Copy all of the material below exactly.

Excerpted data ::
───

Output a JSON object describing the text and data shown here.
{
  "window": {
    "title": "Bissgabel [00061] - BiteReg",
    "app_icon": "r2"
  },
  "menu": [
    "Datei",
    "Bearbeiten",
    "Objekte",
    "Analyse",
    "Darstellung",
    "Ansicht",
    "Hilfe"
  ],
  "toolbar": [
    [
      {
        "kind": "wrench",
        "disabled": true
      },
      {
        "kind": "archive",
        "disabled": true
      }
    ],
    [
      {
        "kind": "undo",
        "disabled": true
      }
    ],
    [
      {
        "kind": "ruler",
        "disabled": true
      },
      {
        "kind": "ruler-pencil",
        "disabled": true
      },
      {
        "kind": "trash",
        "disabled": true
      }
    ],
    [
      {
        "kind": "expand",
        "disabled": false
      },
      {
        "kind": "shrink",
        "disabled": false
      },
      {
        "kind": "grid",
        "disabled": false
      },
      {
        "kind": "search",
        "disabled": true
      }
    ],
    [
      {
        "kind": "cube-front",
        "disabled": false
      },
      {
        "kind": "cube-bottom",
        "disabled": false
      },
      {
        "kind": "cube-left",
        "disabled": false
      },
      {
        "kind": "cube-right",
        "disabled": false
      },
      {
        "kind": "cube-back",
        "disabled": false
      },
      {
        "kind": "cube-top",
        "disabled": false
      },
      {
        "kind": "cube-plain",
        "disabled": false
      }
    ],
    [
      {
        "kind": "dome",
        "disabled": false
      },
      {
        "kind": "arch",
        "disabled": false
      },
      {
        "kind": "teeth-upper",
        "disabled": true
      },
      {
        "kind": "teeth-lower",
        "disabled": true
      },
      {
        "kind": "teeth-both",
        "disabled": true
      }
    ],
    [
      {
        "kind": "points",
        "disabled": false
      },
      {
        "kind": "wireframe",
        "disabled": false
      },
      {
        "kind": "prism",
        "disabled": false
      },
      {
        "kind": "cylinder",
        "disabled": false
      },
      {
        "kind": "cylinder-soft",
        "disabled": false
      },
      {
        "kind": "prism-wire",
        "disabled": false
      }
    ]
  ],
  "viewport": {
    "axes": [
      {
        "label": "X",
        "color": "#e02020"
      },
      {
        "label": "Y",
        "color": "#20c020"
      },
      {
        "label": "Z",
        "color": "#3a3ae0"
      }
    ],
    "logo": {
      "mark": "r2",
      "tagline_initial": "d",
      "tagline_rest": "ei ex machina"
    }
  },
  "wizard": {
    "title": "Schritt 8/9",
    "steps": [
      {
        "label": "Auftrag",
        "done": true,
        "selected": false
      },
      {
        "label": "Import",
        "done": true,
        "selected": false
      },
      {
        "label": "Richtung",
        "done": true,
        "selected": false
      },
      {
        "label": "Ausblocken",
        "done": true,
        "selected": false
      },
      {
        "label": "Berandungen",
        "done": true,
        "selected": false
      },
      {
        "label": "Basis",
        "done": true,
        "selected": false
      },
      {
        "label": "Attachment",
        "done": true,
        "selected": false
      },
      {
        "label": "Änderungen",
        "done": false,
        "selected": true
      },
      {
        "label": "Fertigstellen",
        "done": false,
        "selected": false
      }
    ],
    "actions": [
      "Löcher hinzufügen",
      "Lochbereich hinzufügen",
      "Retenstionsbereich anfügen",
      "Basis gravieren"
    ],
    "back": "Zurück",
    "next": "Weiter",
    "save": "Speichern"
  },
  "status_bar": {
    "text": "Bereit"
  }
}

───

Response to the exercise ::
Output a JSON object describing the text and data shown here.
{
  "window": {
    "title": "Bissgabel [00061] - BiteReg",
    "app_icon": "r2"
  },
  "menu": [
    "Datei",
    "Bearbeiten",
    "Objekte",
    "Analyse",
    "Darstellung",
    "Ansicht",
    "Hilfe"
  ],
  "toolbar": [
    [
      {
        "kind": "wrench",
        "disabled": true
      },
      {
        "kind": "archive",
        "disabled": true
      }
    ],
    [
      {
        "kind": "undo",
        "disabled": true
      }
    ],
    [
      {
        "kind": "ruler",
        "disabled": true
      },
      {
        "kind": "ruler-pencil",
        "disabled": true
      },
      {
        "kind": "trash",
        "disabled": true
      }
    ],
    [
      {
        "kind": "expand",
        "disabled": false
      },
      {
        "kind": "shrink",
        "disabled": false
      },
      {
        "kind": "grid",
        "disabled": false
      },
      {
        "kind": "search",
        "disabled": true
      }
    ],
    [
      {
        "kind": "cube-front",
        "disabled": false
      },
      {
        "kind": "cube-bottom",
        "disabled": false
      },
      {
        "kind": "cube-left",
        "disabled": false
      },
      {
        "kind": "cube-right",
        "disabled": false
      },
      {
        "kind": "cube-back",
        "disabled": false
      },
      {
        "kind": "cube-top",
        "disabled": false
      },
      {
        "kind": "cube-plain",
        "disabled": false
      }
    ],
    [
      {
        "kind": "dome",
        "disabled": false
      },
      {
        "kind": "arch",
        "disabled": false
      },
      {
        "kind": "teeth-upper",
        "disabled": true
      },
      {
        "kind": "teeth-lower",
        "disabled": true
      },
      {
        "kind": "teeth-both",
        "disabled": true
      }
    ],
    [
      {
        "kind": "points",
        "disabled": false
      },
      {
        "kind": "wireframe",
        "disabled": false
      },
      {
        "kind": "prism",
        "disabled": false
      },
      {
        "kind": "cylinder",
        "disabled": false
      },
      {
        "kind": "cylinder-soft",
        "disabled": false
      },
      {
        "kind": "prism-wire",
        "disabled": false
      }
    ]
  ],
  "viewport": {
    "axes": [
      {
        "label": "X",
        "color": "#e02020"
      },
      {
        "label": "Y",
        "color": "#20c020"
      },
      {
        "label": "Z",
        "color": "#3a3ae0"
      }
    ],
    "logo": {
      "mark": "r2",
      "tagline_initial": "d",
      "tagline_rest": "ei ex machina"
    }
  },
  "wizard": {
    "title": "Schritt 8/9",
    "steps": [
      {
        "label": "Auftrag",
        "done": true,
        "selected": false
      },
      {
        "label": "Import",
        "done": true,
        "selected": false
      },
      {
        "label": "Richtung",
        "done": true,
        "selected": false
      },
      {
        "label": "Ausblocken",
        "done": true,
        "selected": false
      },
      {
        "label": "Berandungen",
        "done": true,
        "selected": false
      },
      {
        "label": "Basis",
        "done": true,
        "selected": false
      },
      {
        "label": "Attachment",
        "done": true,
        "selected": false
      },
      {
        "label": "Änderungen",
        "done": false,
        "selected": true
      },
      {
        "label": "Fertigstellen",
        "done": false,
        "selected": false
      }
    ],
    "actions": [
      "Löcher hinzufügen",
      "Lochbereich hinzufügen",
      "Retenstionsbereich anfügen",
      "Basis gravieren"
    ],
    "back": "Zurück",
    "next": "Weiter",
    "save": "Speichern"
  },
  "status_bar": {
    "text": "Bereit"
  }
}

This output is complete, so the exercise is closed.